Data listing:
'''
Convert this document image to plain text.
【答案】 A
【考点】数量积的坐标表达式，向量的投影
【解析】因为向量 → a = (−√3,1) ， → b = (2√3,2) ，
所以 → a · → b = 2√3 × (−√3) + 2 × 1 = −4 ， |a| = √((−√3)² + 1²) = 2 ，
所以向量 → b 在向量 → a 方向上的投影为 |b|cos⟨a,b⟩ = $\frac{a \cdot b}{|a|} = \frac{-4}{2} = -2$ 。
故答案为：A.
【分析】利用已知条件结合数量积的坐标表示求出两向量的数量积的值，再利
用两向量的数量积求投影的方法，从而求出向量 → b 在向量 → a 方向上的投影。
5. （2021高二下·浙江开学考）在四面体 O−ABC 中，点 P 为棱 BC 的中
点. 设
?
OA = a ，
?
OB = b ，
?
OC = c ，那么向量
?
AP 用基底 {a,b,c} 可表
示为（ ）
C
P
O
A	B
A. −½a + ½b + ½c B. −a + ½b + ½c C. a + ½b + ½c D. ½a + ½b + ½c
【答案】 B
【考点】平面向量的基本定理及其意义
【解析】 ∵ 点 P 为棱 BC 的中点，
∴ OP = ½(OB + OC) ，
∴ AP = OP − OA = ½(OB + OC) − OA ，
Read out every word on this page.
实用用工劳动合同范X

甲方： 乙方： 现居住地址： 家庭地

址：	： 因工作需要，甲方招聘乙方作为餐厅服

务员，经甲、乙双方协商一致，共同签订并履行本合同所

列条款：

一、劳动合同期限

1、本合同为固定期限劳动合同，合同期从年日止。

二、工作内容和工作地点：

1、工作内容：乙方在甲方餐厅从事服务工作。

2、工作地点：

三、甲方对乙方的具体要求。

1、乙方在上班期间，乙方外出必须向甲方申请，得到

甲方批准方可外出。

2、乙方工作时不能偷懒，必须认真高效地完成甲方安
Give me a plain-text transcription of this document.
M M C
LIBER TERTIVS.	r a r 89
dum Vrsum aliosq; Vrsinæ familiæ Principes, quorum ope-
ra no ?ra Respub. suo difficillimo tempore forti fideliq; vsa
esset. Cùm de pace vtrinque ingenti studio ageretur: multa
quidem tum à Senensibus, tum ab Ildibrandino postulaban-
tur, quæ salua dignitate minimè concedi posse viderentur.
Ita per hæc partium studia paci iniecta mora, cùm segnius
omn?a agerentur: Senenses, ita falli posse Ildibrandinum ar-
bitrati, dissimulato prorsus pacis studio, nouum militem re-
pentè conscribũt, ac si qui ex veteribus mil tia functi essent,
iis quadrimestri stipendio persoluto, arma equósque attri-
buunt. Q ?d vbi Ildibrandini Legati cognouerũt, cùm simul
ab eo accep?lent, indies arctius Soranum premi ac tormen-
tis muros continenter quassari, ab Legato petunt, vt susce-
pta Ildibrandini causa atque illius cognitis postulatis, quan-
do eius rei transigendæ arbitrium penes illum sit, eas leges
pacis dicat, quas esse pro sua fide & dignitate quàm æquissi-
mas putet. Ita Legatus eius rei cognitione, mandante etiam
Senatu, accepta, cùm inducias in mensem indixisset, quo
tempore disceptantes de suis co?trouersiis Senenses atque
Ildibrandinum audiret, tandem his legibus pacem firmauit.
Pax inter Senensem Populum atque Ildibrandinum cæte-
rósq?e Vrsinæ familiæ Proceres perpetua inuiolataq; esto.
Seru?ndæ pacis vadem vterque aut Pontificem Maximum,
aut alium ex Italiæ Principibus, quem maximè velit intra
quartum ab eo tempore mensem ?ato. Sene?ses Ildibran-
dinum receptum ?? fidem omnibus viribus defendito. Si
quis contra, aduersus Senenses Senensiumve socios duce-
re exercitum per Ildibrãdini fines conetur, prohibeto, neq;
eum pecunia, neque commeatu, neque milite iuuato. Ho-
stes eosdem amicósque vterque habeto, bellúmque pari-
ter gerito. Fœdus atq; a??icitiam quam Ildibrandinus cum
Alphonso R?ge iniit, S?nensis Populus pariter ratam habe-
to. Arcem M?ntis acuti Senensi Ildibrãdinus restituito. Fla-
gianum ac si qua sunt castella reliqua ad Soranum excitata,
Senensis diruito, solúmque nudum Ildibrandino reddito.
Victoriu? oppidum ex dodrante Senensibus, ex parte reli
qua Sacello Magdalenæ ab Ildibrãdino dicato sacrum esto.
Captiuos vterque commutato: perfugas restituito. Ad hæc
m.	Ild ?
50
'''
TASK DETAILS: Go over the entries above and say how many lines hold the string "Ildibrandini", with no other text.

FULL ANSWER: 2